[Collected data]
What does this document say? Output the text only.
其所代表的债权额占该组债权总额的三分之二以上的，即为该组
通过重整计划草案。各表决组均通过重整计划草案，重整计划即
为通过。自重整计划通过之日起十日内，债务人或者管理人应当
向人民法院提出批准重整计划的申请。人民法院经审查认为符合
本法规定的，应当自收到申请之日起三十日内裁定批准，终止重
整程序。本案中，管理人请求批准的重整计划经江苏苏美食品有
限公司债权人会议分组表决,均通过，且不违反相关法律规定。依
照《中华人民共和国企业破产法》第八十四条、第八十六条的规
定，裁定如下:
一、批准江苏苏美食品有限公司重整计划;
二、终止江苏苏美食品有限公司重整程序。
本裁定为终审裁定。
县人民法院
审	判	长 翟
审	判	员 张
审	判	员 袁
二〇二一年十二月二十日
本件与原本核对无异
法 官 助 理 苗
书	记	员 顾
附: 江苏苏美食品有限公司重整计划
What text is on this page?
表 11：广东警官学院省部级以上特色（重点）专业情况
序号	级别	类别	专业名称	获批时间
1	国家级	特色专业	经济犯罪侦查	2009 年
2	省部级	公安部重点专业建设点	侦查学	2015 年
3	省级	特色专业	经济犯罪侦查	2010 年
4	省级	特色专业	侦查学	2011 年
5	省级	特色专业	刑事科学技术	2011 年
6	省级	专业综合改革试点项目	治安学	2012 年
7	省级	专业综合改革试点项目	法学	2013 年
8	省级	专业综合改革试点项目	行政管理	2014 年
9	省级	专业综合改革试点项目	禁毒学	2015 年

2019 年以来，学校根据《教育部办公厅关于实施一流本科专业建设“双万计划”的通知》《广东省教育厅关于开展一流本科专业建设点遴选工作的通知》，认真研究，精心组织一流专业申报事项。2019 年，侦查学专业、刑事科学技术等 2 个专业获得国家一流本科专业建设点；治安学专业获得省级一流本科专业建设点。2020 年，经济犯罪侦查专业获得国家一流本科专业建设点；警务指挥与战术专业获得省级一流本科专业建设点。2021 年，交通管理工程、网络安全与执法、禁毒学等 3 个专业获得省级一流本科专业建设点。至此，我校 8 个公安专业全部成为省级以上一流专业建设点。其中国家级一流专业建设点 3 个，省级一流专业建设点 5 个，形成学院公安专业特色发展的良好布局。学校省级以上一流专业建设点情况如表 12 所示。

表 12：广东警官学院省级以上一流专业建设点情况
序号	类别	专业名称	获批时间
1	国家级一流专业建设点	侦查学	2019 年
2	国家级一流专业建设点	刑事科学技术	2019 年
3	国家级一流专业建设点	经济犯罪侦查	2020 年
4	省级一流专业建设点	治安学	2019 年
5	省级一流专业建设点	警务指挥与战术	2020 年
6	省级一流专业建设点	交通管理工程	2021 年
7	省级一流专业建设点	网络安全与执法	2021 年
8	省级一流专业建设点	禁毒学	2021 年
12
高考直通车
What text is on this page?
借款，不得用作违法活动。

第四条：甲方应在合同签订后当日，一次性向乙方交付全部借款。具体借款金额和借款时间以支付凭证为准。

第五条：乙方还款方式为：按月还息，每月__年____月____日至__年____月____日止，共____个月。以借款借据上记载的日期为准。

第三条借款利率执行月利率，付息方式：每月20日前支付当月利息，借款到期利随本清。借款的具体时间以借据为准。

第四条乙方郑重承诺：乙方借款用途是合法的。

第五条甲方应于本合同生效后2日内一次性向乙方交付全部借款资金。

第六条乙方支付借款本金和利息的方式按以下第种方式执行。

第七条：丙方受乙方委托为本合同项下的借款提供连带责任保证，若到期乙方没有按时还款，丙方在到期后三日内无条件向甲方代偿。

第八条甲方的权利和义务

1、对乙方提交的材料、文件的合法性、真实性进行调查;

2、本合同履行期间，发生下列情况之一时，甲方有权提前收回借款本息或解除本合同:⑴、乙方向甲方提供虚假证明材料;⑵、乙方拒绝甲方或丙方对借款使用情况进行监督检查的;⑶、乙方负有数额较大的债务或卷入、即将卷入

Problem details. Exactly reproduce all of the entries.

Written response.
What does this document say? Output the text only.
其所代表的债权额占该组债权总额的三分之二以上的，即为该组
通过重整计划草案。各表决组均通过重整计划草案，重整计划即
为通过。自重整计划通过之日起十日内，债务人或者管理人应当
向人民法院提出批准重整计划的申请。人民法院经审查认为符合
本法规定的，应当自收到申请之日起三十日内裁定批准，终止重
整程序。本案中，管理人请求批准的重整计划经江苏苏美食品有
限公司债权人会议分组表决,均通过，且不违反相关法律规定。依
照《中华人民共和国企业破产法》第八十四条、第八十六条的规
定，裁定如下:
一、批准江苏苏美食品有限公司重整计划;
二、终止江苏苏美食品有限公司重整程序。
本裁定为终审裁定。
县人民法院
审	判	长 翟
审	判	员 张
审	判	员 袁
二〇二一年十二月二十日
本件与原本核对无异
法 官 助 理 苗
书	记	员 顾
附: 江苏苏美食品有限公司重整计划
What text is on this page?
表 11：广东警官学院省部级以上特色（重点）专业情况
序号	级别	类别	专业名称	获批时间
1	国家级	特色专业	经济犯罪侦查	2009 年
2	省部级	公安部重点专业建设点	侦查学	2015 年
3	省级	特色专业	经济犯罪侦查	2010 年
4	省级	特色专业	侦查学	2011 年
5	省级	特色专业	刑事科学技术	2011 年
6	省级	专业综合改革试点项目	治安学	2012 年
7	省级	专业综合改革试点项目	法学	2013 年
8	省级	专业综合改革试点项目	行政管理	2014 年
9	省级	专业综合改革试点项目	禁毒学	2015 年

2019 年以来，学校根据《教育部办公厅关于实施一流本科专业建设“双万计划”的通知》《广东省教育厅关于开展一流本科专业建设点遴选工作的通知》，认真研究，精心组织一流专业申报事项。2019 年，侦查学专业、刑事科学技术等 2 个专业获得国家一流本科专业建设点；治安学专业获得省级一流本科专业建设点。2020 年，经济犯罪侦查专业获得国家一流本科专业建设点；警务指挥与战术专业获得省级一流本科专业建设点。2021 年，交通管理工程、网络安全与执法、禁毒学等 3 个专业获得省级一流本科专业建设点。至此，我校 8 个公安专业全部成为省级以上一流专业建设点。其中国家级一流专业建设点 3 个，省级一流专业建设点 5 个，形成学院公安专业特色发展的良好布局。学校省级以上一流专业建设点情况如表 12 所示。

表 12：广东警官学院省级以上一流专业建设点情况
序号	类别	专业名称	获批时间
1	国家级一流专业建设点	侦查学	2019 年
2	国家级一流专业建设点	刑事科学技术	2019 年
3	国家级一流专业建设点	经济犯罪侦查	2020 年
4	省级一流专业建设点	治安学	2019 年
5	省级一流专业建设点	警务指挥与战术	2020 年
6	省级一流专业建设点	交通管理工程	2021 年
7	省级一流专业建设点	网络安全与执法	2021 年
8	省级一流专业建设点	禁毒学	2021 年
12
高考直通车
What text is on this page?
借款，不得用作违法活动。

第四条：甲方应在合同签订后当日，一次性向乙方交付全部借款。具体借款金额和借款时间以支付凭证为准。

第五条：乙方还款方式为：按月还息，每月__年____月____日至__年____月____日止，共____个月。以借款借据上记载的日期为准。

第三条借款利率执行月利率，付息方式：每月20日前支付当月利息，借款到期利随本清。借款的具体时间以借据为准。

第四条乙方郑重承诺：乙方借款用途是合法的。

第五条甲方应于本合同生效后2日内一次性向乙方交付全部借款资金。

第六条乙方支付借款本金和利息的方式按以下第种方式执行。

第七条：丙方受乙方委托为本合同项下的借款提供连带责任保证，若到期乙方没有按时还款，丙方在到期后三日内无条件向甲方代偿。

第八条甲方的权利和义务

1、对乙方提交的材料、文件的合法性、真实性进行调查;

2、本合同履行期间，发生下列情况之一时，甲方有权提前收回借款本息或解除本合同:⑴、乙方向甲方提供虚假证明材料;⑵、乙方拒绝甲方或丙方对借款使用情况进行监督检查的;⑶、乙方负有数额较大的债务或卷入、即将卷入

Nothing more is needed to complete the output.